Exercise prompt:
Below are some entries; can you quote all of them exactly?

Dataset rows about figures:
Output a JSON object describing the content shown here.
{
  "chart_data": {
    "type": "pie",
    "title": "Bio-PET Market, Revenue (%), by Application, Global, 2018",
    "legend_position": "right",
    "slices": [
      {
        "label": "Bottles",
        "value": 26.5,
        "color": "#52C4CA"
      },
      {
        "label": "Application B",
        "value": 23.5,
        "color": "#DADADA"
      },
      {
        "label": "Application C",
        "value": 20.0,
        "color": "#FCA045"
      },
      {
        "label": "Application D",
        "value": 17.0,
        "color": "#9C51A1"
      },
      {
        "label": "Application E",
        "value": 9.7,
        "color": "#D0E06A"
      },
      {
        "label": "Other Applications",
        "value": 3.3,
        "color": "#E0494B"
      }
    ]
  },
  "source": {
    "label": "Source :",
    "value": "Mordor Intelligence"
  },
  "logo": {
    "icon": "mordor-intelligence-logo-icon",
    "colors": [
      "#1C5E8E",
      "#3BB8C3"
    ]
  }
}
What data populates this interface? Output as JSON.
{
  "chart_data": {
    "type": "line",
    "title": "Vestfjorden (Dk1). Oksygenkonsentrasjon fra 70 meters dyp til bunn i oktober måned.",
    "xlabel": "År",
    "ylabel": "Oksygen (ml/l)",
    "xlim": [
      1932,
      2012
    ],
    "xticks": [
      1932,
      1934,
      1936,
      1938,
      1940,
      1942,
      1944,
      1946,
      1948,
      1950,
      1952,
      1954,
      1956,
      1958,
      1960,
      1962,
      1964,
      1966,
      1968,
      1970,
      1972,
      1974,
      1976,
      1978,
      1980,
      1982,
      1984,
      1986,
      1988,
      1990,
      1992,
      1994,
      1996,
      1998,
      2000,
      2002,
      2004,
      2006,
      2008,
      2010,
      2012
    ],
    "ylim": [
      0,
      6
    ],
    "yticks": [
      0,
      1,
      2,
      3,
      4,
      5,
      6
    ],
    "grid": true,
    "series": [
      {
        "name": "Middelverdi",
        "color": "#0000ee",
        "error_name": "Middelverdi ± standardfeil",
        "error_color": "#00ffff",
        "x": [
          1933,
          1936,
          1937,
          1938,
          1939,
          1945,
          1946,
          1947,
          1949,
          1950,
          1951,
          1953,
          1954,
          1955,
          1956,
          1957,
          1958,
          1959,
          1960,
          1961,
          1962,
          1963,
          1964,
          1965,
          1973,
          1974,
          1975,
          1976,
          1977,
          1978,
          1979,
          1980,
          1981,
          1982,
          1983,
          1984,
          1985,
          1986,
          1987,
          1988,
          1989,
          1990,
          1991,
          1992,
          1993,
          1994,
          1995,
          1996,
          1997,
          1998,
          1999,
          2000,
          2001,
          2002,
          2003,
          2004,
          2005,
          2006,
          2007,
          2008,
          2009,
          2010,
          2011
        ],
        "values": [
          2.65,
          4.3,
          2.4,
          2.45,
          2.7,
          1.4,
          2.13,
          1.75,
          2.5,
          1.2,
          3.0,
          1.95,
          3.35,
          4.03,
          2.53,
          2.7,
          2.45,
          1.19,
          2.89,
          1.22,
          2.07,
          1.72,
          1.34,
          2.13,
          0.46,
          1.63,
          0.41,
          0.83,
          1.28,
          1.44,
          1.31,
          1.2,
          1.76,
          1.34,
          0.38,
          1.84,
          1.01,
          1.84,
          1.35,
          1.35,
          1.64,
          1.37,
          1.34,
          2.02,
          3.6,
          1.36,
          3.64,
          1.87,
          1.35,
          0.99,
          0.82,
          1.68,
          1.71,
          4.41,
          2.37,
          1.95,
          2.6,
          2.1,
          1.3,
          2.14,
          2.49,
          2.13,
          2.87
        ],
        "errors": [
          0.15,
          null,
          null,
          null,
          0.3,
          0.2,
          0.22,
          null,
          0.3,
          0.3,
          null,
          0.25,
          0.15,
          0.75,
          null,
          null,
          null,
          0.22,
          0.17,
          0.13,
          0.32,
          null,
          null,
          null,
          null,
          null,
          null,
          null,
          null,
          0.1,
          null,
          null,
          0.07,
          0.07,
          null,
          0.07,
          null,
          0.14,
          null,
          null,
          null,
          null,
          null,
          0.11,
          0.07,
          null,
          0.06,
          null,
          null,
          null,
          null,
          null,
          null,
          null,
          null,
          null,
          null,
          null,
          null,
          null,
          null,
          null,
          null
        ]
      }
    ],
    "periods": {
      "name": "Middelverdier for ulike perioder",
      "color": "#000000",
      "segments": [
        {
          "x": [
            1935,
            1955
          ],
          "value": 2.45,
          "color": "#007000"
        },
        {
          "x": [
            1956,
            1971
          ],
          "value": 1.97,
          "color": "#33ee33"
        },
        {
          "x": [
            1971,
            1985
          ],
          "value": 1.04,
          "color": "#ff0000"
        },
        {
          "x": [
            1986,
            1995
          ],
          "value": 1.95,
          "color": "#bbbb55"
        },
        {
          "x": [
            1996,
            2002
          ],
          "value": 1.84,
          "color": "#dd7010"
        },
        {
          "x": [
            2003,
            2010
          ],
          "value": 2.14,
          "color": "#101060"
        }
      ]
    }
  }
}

Solved problem:
Output a JSON object describing the content shown here.
{
  "chart_data": {
    "type": "pie",
    "title": "Bio-PET Market, Revenue (%), by Application, Global, 2018",
    "legend_position": "right",
    "slices": [
      {
        "label": "Bottles",
        "value": 26.5,
        "color": "#52C4CA"
      },
      {
        "label": "Application B",
        "value": 23.5,
        "color": "#DADADA"
      },
      {
        "label": "Application C",
        "value": 20.0,
        "color": "#FCA045"
      },
      {
        "label": "Application D",
        "value": 17.0,
        "color": "#9C51A1"
      },
      {
        "label": "Application E",
        "value": 9.7,
        "color": "#D0E06A"
      },
      {
        "label": "Other Applications",
        "value": 3.3,
        "color": "#E0494B"
      }
    ]
  },
  "source": {
    "label": "Source :",
    "value": "Mordor Intelligence"
  },
  "logo": {
    "icon": "mordor-intelligence-logo-icon",
    "colors": [
      "#1C5E8E",
      "#3BB8C3"
    ]
  }
}
What data populates this interface? Output as JSON.
{
  "chart_data": {
    "type": "line",
    "title": "Vestfjorden (Dk1). Oksygenkonsentrasjon fra 70 meters dyp til bunn i oktober måned.",
    "xlabel": "År",
    "ylabel": "Oksygen (ml/l)",
    "xlim": [
      1932,
      2012
    ],
    "xticks": [
      1932,
      1934,
      1936,
      1938,
      1940,
      1942,
      1944,
      1946,
      1948,
      1950,
      1952,
      1954,
      1956,
      1958,
      1960,
      1962,
      1964,
      1966,
      1968,
      1970,
      1972,
      1974,
      1976,
      1978,
      1980,
      1982,
      1984,
      1986,
      1988,
      1990,
      1992,
      1994,
      1996,
      1998,
      2000,
      2002,
      2004,
      2006,
      2008,
      2010,
      2012
    ],
    "ylim": [
      0,
      6
    ],
    "yticks": [
      0,
      1,
      2,
      3,
      4,
      5,
      6
    ],
    "grid": true,
    "series": [
      {
        "name": "Middelverdi",
        "color": "#0000ee",
        "error_name": "Middelverdi ± standardfeil",
        "error_color": "#00ffff",
        "x": [
          1933,
          1936,
          1937,
          1938,
          1939,
          1945,
          1946,
          1947,
          1949,
          1950,
          1951,
          1953,
          1954,
          1955,
          1956,
          1957,
          1958,
          1959,
          1960,
          1961,
          1962,
          1963,
          1964,
          1965,
          1973,
          1974,
          1975,
          1976,
          1977,
          1978,
          1979,
          1980,
          1981,
          1982,
          1983,
          1984,
          1985,
          1986,
          1987,
          1988,
          1989,
          1990,
          1991,
          1992,
          1993,
          1994,
          1995,
          1996,
          1997,
          1998,
          1999,
          2000,
          2001,
          2002,
          2003,
          2004,
          2005,
          2006,
          2007,
          2008,
          2009,
          2010,
          2011
        ],
        "values": [
          2.65,
          4.3,
          2.4,
          2.45,
          2.7,
          1.4,
          2.13,
          1.75,
          2.5,
          1.2,
          3.0,
          1.95,
          3.35,
          4.03,
          2.53,
          2.7,
          2.45,
          1.19,
          2.89,
          1.22,
          2.07,
          1.72,
          1.34,
          2.13,
          0.46,
          1.63,
          0.41,
          0.83,
          1.28,
          1.44,
          1.31,
          1.2,
          1.76,
          1.34,
          0.38,
          1.84,
          1.01,
          1.84,
          1.35,
          1.35,
          1.64,
          1.37,
          1.34,
          2.02,
          3.6,
          1.36,
          3.64,
          1.87,
          1.35,
          0.99,
          0.82,
          1.68,
          1.71,
          4.41,
          2.37,
          1.95,
          2.6,
          2.1,
          1.3,
          2.14,
          2.49,
          2.13,
          2.87
        ],
        "errors": [
          0.15,
          null,
          null,
          null,
          0.3,
          0.2,
          0.22,
          null,
          0.3,
          0.3,
          null,
          0.25,
          0.15,
          0.75,
          null,
          null,
          null,
          0.22,
          0.17,
          0.13,
          0.32,
          null,
          null,
          null,
          null,
          null,
          null,
          null,
          null,
          0.1,
          null,
          null,
          0.07,
          0.07,
          null,
          0.07,
          null,
          0.14,
          null,
          null,
          null,
          null,
          null,
          0.11,
          0.07,
          null,
          0.06,
          null,
          null,
          null,
          null,
          null,
          null,
          null,
          null,
          null,
          null,
          null,
          null,
          null,
          null,
          null,
          null
        ]
      }
    ],
    "periods": {
      "name": "Middelverdier for ulike perioder",
      "color": "#000000",
      "segments": [
        {
          "x": [
            1935,
            1955
          ],
          "value": 2.45,
          "color": "#007000"
        },
        {
          "x": [
            1956,
            1971
          ],
          "value": 1.97,
          "color": "#33ee33"
        },
        {
          "x": [
            1971,
            1985
          ],
          "value": 1.04,
          "color": "#ff0000"
        },
        {
          "x": [
            1986,
            1995
          ],
          "value": 1.95,
          "color": "#bbbb55"
        },
        {
          "x": [
            1996,
            2002
          ],
          "value": 1.84,
          "color": "#dd7010"
        },
        {
          "x": [
            2003,
            2010
          ],
          "value": 2.14,
          "color": "#101060"
        }
      ]
    }
  }
}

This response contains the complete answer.